REQUIRED WORK.
Count how many lines of the material below have the word "問同センター" and give only the number.

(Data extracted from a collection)

┌──

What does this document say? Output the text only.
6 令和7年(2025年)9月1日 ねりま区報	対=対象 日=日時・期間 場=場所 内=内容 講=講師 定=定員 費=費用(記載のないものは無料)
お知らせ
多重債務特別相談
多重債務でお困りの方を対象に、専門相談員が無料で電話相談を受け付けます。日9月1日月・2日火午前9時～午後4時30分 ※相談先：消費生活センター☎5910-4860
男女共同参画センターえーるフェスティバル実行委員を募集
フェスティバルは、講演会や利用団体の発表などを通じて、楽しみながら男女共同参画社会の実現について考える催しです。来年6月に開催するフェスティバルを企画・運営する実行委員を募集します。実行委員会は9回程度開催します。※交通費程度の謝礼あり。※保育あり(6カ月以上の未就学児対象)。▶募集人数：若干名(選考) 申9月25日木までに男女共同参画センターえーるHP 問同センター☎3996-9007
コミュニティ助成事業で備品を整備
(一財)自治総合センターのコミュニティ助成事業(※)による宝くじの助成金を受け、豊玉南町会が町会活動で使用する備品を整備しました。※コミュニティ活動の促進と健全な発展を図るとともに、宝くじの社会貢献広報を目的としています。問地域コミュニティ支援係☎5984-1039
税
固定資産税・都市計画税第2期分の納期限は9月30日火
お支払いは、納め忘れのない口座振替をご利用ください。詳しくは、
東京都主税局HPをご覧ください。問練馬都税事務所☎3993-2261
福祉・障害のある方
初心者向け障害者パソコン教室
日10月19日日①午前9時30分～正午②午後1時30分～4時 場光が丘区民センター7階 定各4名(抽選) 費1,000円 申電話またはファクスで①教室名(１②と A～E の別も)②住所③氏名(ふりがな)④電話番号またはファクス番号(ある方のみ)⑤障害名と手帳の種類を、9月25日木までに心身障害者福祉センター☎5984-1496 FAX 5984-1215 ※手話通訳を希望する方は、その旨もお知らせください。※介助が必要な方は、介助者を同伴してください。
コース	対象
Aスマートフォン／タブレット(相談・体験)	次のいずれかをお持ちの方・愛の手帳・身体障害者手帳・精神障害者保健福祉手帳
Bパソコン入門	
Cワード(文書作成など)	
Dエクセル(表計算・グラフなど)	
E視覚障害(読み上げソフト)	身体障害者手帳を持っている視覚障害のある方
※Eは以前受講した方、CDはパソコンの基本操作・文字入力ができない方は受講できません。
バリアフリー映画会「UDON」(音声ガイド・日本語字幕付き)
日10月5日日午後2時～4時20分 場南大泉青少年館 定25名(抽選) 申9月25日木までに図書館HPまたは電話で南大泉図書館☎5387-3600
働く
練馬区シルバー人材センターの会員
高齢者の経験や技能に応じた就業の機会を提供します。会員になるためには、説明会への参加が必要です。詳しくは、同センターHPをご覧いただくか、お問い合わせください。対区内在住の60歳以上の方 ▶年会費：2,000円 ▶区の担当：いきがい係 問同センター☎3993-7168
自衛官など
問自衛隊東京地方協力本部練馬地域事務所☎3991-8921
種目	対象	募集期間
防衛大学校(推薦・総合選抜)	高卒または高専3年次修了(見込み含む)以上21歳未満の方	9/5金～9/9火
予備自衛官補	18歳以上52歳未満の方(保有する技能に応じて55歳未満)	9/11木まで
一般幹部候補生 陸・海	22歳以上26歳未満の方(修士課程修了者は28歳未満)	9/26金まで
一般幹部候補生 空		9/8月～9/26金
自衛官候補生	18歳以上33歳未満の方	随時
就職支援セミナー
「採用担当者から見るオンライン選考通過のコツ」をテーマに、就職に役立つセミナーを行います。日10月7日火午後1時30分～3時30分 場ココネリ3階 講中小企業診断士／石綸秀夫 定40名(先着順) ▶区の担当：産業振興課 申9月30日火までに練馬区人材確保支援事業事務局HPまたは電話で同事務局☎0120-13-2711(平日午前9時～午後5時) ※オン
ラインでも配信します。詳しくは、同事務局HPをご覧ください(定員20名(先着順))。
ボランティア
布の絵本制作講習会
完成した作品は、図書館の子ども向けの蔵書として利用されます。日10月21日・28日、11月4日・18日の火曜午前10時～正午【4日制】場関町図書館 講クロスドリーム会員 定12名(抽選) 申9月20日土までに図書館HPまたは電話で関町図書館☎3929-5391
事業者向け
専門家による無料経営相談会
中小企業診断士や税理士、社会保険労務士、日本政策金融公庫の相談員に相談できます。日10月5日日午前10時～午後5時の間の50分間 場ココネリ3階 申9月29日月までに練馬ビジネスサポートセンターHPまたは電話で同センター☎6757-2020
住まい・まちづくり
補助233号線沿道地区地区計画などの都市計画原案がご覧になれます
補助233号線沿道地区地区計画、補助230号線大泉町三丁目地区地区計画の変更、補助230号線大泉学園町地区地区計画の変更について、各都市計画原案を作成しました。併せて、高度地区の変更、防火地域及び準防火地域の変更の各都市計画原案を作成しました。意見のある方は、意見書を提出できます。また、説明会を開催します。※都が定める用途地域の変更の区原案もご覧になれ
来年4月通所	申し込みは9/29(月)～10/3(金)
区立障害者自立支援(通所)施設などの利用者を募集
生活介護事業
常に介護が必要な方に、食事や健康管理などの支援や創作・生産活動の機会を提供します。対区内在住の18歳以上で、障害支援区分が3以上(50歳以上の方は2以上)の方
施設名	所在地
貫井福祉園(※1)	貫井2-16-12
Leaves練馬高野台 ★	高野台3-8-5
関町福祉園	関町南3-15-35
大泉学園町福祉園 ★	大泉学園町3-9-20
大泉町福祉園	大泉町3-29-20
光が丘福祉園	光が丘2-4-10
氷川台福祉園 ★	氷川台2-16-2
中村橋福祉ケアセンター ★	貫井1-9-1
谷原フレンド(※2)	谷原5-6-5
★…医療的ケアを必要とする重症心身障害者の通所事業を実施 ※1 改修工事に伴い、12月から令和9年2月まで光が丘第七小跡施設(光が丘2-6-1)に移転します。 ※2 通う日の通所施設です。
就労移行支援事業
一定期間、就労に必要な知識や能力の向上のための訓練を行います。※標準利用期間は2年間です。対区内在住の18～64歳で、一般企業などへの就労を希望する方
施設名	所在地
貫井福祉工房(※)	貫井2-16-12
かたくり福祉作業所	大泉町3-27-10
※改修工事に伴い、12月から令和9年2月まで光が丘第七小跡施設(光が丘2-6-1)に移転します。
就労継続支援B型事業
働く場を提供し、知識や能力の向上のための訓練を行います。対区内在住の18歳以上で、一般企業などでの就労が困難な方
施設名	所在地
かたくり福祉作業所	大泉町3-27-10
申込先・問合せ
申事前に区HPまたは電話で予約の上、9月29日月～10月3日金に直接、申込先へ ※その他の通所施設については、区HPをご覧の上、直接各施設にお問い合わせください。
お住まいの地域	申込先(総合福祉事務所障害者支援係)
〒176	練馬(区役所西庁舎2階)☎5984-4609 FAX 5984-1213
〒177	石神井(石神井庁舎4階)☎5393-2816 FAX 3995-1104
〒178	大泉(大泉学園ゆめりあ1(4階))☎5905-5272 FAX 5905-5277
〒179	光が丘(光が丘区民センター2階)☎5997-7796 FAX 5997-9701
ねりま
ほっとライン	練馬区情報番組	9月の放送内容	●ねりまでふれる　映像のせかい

└──

TASK RESULT.
2